__Work instructions__.
**1.** In the album review, which city is EWAH & The Vision of Paradise from?
**2.** Please list every obstacle or challenge that Emma Waters names in the album review as having slowed the album down.

__Excerpt__.
* * * * * * *

Album Review: EWAH & The Vision of Paradise release the stunning atmospheric chill of ‘The Warning Birds’: an epic reflection of a sense of time and place, beauty and pain.


Feature Photograph: Eden Meure

The Breakdown

'The Warning Birds' is a palimpsest for beauty and decay, wild and turbulent landscapes with the intrusion of modernity and the threats and ugliness this can entail. The music is ethereal and bold, the lyrics eviscerating and personal, creating something that can be heartbreakingly beautiful while tearing holes in your heart with a sense of loss.
Part Time Records/Remote Control Records 9.2

Post punk new wave chill never sounded better than in the new release ‘The Warning Birds’ from Hobart band EWAH & The Vision of Paradise (EVoP). The much delayed album gestated over a period of disturbance in the ether. Emma Waters – EWAH – says of the development of the album:

We’ve been sitting on this album for a long time now. Working hard at it alone. Chipping away. Coming up against many obstacles and challenges. Deaths, births, empires crumbling, you name it. At the beginning, I laughed at the idea of the difficult second album. Well, it’s five years since we released ‘Everything Fades to Blue’. This one should’ve been released 2-3 years ago, but stuff kept happening to slow it down. Somewhere along the way ‘The Warning Birds’ became my albatross. There’s a point where finally you get to release this creature, beast, baby, call it what you will, out into the wild wide world and see what happens. Well, thank fuck that time has finally arrived.

* * * * * * *

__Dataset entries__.
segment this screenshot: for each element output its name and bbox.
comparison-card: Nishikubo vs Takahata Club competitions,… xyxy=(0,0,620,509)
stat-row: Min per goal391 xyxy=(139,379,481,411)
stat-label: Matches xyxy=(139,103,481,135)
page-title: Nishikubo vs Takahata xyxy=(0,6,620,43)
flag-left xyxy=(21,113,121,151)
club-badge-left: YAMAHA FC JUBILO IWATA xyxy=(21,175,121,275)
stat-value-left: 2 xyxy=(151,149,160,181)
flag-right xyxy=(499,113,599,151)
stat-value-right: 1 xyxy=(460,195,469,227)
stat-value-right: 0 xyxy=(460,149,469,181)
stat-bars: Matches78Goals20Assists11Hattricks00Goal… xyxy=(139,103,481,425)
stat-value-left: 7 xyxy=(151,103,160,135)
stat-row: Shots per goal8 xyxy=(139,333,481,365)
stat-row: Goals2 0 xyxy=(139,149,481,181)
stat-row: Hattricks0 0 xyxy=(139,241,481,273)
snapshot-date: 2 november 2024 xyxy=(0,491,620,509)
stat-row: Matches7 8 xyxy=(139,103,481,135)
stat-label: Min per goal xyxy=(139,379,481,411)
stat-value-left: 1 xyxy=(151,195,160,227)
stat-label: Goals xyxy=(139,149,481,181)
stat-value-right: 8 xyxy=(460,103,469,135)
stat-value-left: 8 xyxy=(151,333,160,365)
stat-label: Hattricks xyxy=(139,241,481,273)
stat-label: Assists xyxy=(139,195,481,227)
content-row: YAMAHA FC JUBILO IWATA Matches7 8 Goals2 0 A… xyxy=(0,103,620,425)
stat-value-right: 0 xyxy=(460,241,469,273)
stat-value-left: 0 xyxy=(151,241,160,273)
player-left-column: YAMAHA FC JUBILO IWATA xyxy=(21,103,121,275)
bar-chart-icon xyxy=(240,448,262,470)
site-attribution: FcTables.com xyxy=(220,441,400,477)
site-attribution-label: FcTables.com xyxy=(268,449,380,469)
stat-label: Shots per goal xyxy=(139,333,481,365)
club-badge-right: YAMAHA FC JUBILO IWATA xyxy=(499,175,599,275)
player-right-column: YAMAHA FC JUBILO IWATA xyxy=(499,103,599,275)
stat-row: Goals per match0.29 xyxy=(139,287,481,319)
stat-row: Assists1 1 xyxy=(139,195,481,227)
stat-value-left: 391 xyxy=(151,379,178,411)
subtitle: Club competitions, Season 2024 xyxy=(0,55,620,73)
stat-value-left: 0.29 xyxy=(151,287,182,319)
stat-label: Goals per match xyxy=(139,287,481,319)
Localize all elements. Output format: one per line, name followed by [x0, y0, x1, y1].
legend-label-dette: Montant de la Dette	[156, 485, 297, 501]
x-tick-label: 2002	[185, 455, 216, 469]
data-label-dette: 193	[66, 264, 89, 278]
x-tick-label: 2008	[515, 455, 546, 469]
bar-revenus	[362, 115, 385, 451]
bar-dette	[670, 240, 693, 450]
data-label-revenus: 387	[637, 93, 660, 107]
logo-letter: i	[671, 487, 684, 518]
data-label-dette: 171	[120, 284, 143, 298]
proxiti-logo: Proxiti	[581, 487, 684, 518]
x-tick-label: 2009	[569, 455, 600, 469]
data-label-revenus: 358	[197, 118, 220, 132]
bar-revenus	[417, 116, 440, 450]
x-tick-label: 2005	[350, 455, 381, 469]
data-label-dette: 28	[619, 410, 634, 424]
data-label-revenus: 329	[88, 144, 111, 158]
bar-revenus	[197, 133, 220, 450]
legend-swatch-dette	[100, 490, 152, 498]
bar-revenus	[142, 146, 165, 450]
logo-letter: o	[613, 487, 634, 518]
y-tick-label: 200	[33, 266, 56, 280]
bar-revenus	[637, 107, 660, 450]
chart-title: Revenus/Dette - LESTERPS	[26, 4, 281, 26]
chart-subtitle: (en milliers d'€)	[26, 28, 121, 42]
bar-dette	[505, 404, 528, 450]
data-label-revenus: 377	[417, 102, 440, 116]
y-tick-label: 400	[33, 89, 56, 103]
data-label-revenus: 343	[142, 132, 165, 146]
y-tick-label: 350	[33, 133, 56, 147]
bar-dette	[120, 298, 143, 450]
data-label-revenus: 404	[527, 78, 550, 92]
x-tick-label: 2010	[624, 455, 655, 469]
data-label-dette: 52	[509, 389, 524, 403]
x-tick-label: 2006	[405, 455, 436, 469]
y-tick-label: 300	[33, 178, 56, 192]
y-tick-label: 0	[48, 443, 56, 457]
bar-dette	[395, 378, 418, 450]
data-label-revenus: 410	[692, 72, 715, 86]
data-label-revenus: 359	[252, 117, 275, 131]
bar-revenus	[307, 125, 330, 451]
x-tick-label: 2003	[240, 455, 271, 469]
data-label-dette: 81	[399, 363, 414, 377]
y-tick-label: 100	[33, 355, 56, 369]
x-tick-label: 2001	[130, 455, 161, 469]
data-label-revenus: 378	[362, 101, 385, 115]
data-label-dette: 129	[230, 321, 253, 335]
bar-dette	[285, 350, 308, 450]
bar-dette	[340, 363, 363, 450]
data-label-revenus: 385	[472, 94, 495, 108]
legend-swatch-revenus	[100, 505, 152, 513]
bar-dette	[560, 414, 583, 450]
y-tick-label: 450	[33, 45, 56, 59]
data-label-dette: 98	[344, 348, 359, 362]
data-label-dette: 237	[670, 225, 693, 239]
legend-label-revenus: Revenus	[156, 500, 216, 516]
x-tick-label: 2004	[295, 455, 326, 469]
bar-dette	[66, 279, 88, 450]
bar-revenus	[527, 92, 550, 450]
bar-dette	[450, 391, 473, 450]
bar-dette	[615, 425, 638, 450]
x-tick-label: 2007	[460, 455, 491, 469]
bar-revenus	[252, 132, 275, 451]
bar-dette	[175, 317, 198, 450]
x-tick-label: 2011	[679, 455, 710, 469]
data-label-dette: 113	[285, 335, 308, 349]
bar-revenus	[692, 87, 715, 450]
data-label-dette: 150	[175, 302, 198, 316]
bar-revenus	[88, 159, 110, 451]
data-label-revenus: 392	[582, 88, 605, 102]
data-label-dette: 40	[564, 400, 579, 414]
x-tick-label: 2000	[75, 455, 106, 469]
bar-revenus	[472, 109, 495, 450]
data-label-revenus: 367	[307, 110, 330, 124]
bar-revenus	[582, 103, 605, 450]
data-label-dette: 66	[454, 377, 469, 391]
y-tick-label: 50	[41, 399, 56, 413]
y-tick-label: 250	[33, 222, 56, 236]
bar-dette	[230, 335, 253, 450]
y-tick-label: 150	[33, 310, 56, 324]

* * * * * * *

__Outputs for the tasks__.
**1.** Hobart

**2.** Deaths, births, empires crumbling